>> start Material to process

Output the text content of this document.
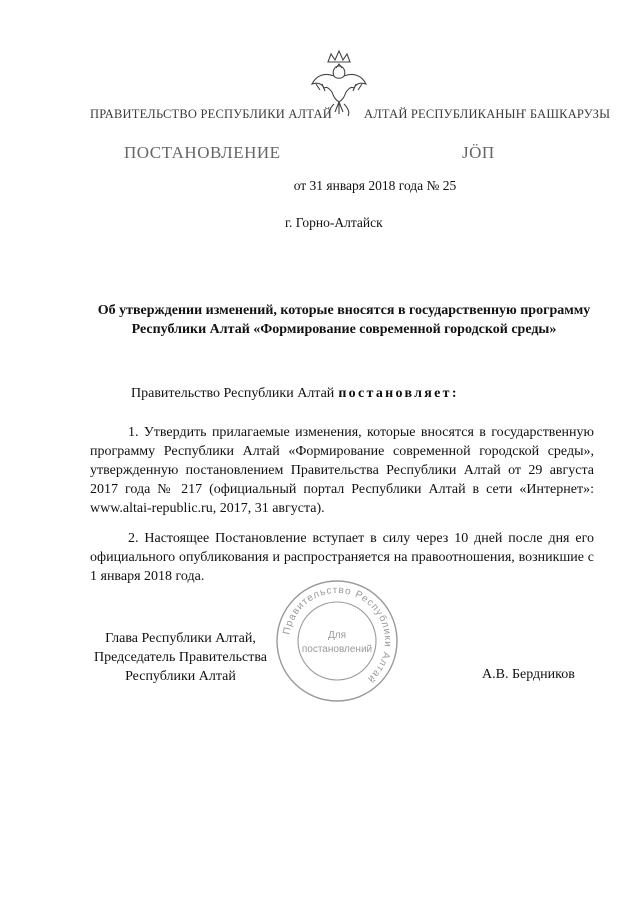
ПРАВИТЕЛЬСТВО РЕСПУБЛИКИ АЛТАЙ	АЛТАЙ РЕСПУБЛИКАНЫҤ БАШКАРУЗЫ
ПОСТАНОВЛЕНИЕ	JÖП
от 31 января 2018 года № 25
г. Горно-Алтайск
Об утверждении изменений, которые вносятся в государственную программу Республики Алтай «Формирование современной городской среды»
Правительство Республики Алтай постановляет:
1. Утвердить прилагаемые изменения, которые вносятся в государственную программу Республики Алтай «Формирование современной городской среды», утвержденную постановлением Правительства Республики Алтай от 29 августа 2017 года № 217 (официальный портал Республики Алтай в сети «Интернет»: www.altai-republic.ru, 2017, 31 августа).
2. Настоящее Постановление вступает в силу через 10 дней после дня его официального опубликования и распространяется на правоотношения, возникшие с 1 января 2018 года.
Правительство Республики Алтай
Для
постановлений
Глава Республики Алтай,
Председатель Правительства
Республики Алтай	А.В. Бердников
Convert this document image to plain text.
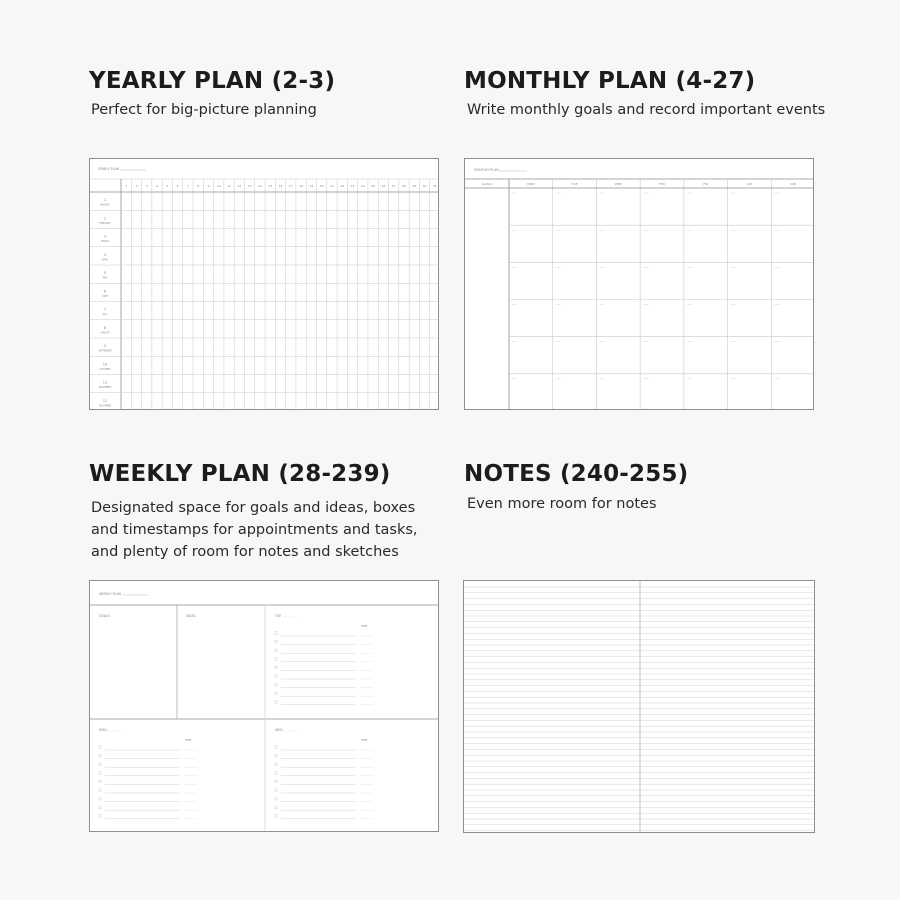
YEARLY PLAN (2-3)

Perfect for big-picture planning

YEARLY PLAN
1	2	3	4	5	6	7	8	9 10 11 12 13 14 15 16 17 18 19 20 21 22 23 24 25 26 27 28 29 30 31
1
JANUARY
2
FEBRUARY
3
MARCH
4
APRIL
5
MAY
6
JUNE
7
JULY
8
AUGUST
9
SEPTEMBER
10
OCTOBER
11
NOVEMBER
12
DECEMBER
MONTHLY PLAN (4-27)

Write monthly goals and record important events

MONTHLY PLAN
GOALS	MON	TUE	WED	THU	FRI	SAT	SUN
WEEKLY PLAN (28-239)

Designated space for goals and ideas, boxes and timestamps for appointments and tasks, and plenty of room for notes and sketches

WEEKLY PLAN
GOALS	IDEAS	TUE
TIME
MON
TIME
WED
TIME
NOTES (240-255)

Even more room for notes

>> end Material to process

## Task instructions
Across the preceding material, how many lines contain the word "this"? State the number alone.

## Answer to the problem
2